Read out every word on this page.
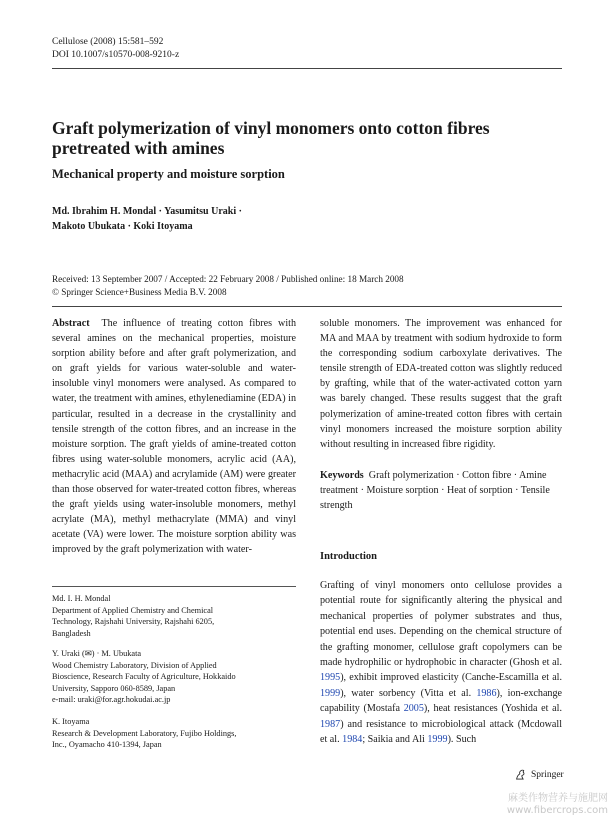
Cellulose (2008) 15:581–592
DOI 10.1007/s10570-008-9210-z
Graft polymerization of vinyl monomers onto cotton fibres pretreated with amines
Mechanical property and moisture sorption
Md. Ibrahim H. Mondal · Yasumitsu Uraki ·
Makoto Ubukata · Koki Itoyama
Received: 13 September 2007 / Accepted: 22 February 2008 / Published online: 18 March 2008
© Springer Science+Business Media B.V. 2008
Abstract The influence of treating cotton fibres with several amines on the mechanical properties, moisture sorption ability before and after graft polymerization, and on graft yields for various water-soluble and water-insoluble vinyl monomers were analysed. As compared to water, the treatment with amines, ethylenediamine (EDA) in particular, resulted in a decrease in the crystallinity and tensile strength of the cotton fibres, and an increase in the moisture sorption. The graft yields of amine-treated cotton fibres using water-soluble monomers, acrylic acid (AA), methacrylic acid (MAA) and acrylamide (AM) were greater than those observed for water-treated cotton fibres, whereas the graft yields using water-insoluble monomers, methyl acrylate (MA), methyl methacrylate (MMA) and vinyl acetate (VA) were lower. The moisture sorption ability was improved by the graft polymerization with water-
soluble monomers. The improvement was enhanced for MA and MAA by treatment with sodium hydroxide to form the corresponding sodium carboxylate derivatives. The tensile strength of EDA-treated cotton was slightly reduced by grafting, while that of the water-activated cotton yarn was barely changed. These results suggest that the graft polymerization of amine-treated cotton fibres with certain vinyl monomers increased the moisture sorption ability without resulting in increased fibre rigidity.
Keywords Graft polymerization · Cotton fibre · Amine treatment · Moisture sorption · Heat of sorption · Tensile strength
Introduction
Grafting of vinyl monomers onto cellulose provides a potential route for significantly altering the physical and mechanical properties of polymer substrates and thus, potential end uses. Depending on the chemical structure of the grafting monomer, cellulose graft copolymers can be made hydrophilic or hydrophobic in character (Ghosh et al. 1995), exhibit improved elasticity (Canche-Escamilla et al. 1999), water sorbency (Vitta et al. 1986), ion-exchange capability (Mostafa 2005), heat resistances (Yoshida et al. 1987) and resistance to microbiological attack (Mcdowall et al. 1984; Saikia and Ali 1999). Such
Md. I. H. Mondal
Department of Applied Chemistry and Chemical
Technology, Rajshahi University, Rajshahi 6205,
Bangladesh
Y. Uraki (✉) · M. Ubukata
Wood Chemistry Laboratory, Division of Applied
Bioscience, Research Faculty of Agriculture, Hokkaido
University, Sapporo 060-8589, Japan
e-mail: uraki@for.agr.hokudai.ac.jp
K. Itoyama
Research & Development Laboratory, Fujibo Holdings,
Inc., Oyamacho 410-1394, Japan
Springer
麻类作物营养与施肥网
www.fibercrops.com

══════════

#### [Exercise task]
Quote the preceding records in their entirety, excluding every picture.

#### [Full answer]
Read out every word on this page.
Cellulose (2008) 15:581–592
DOI 10.1007/s10570-008-9210-z
Graft polymerization of vinyl monomers onto cotton fibres pretreated with amines
Mechanical property and moisture sorption
Md. Ibrahim H. Mondal · Yasumitsu Uraki ·
Makoto Ubukata · Koki Itoyama
Received: 13 September 2007 / Accepted: 22 February 2008 / Published online: 18 March 2008
© Springer Science+Business Media B.V. 2008
Abstract The influence of treating cotton fibres with several amines on the mechanical properties, moisture sorption ability before and after graft polymerization, and on graft yields for various water-soluble and water-insoluble vinyl monomers were analysed. As compared to water, the treatment with amines, ethylenediamine (EDA) in particular, resulted in a decrease in the crystallinity and tensile strength of the cotton fibres, and an increase in the moisture sorption. The graft yields of amine-treated cotton fibres using water-soluble monomers, acrylic acid (AA), methacrylic acid (MAA) and acrylamide (AM) were greater than those observed for water-treated cotton fibres, whereas the graft yields using water-insoluble monomers, methyl acrylate (MA), methyl methacrylate (MMA) and vinyl acetate (VA) were lower. The moisture sorption ability was improved by the graft polymerization with water-
soluble monomers. The improvement was enhanced for MA and MAA by treatment with sodium hydroxide to form the corresponding sodium carboxylate derivatives. The tensile strength of EDA-treated cotton was slightly reduced by grafting, while that of the water-activated cotton yarn was barely changed. These results suggest that the graft polymerization of amine-treated cotton fibres with certain vinyl monomers increased the moisture sorption ability without resulting in increased fibre rigidity.
Keywords Graft polymerization · Cotton fibre · Amine treatment · Moisture sorption · Heat of sorption · Tensile strength
Introduction
Grafting of vinyl monomers onto cellulose provides a potential route for significantly altering the physical and mechanical properties of polymer substrates and thus, potential end uses. Depending on the chemical structure of the grafting monomer, cellulose graft copolymers can be made hydrophilic or hydrophobic in character (Ghosh et al. 1995), exhibit improved elasticity (Canche-Escamilla et al. 1999), water sorbency (Vitta et al. 1986), ion-exchange capability (Mostafa 2005), heat resistances (Yoshida et al. 1987) and resistance to microbiological attack (Mcdowall et al. 1984; Saikia and Ali 1999). Such
Md. I. H. Mondal
Department of Applied Chemistry and Chemical
Technology, Rajshahi University, Rajshahi 6205,
Bangladesh
Y. Uraki (✉) · M. Ubukata
Wood Chemistry Laboratory, Division of Applied
Bioscience, Research Faculty of Agriculture, Hokkaido
University, Sapporo 060-8589, Japan
e-mail: uraki@for.agr.hokudai.ac.jp
K. Itoyama
Research & Development Laboratory, Fujibo Holdings,
Inc., Oyamacho 410-1394, Japan
Springer
麻类作物营养与施肥网
www.fibercrops.com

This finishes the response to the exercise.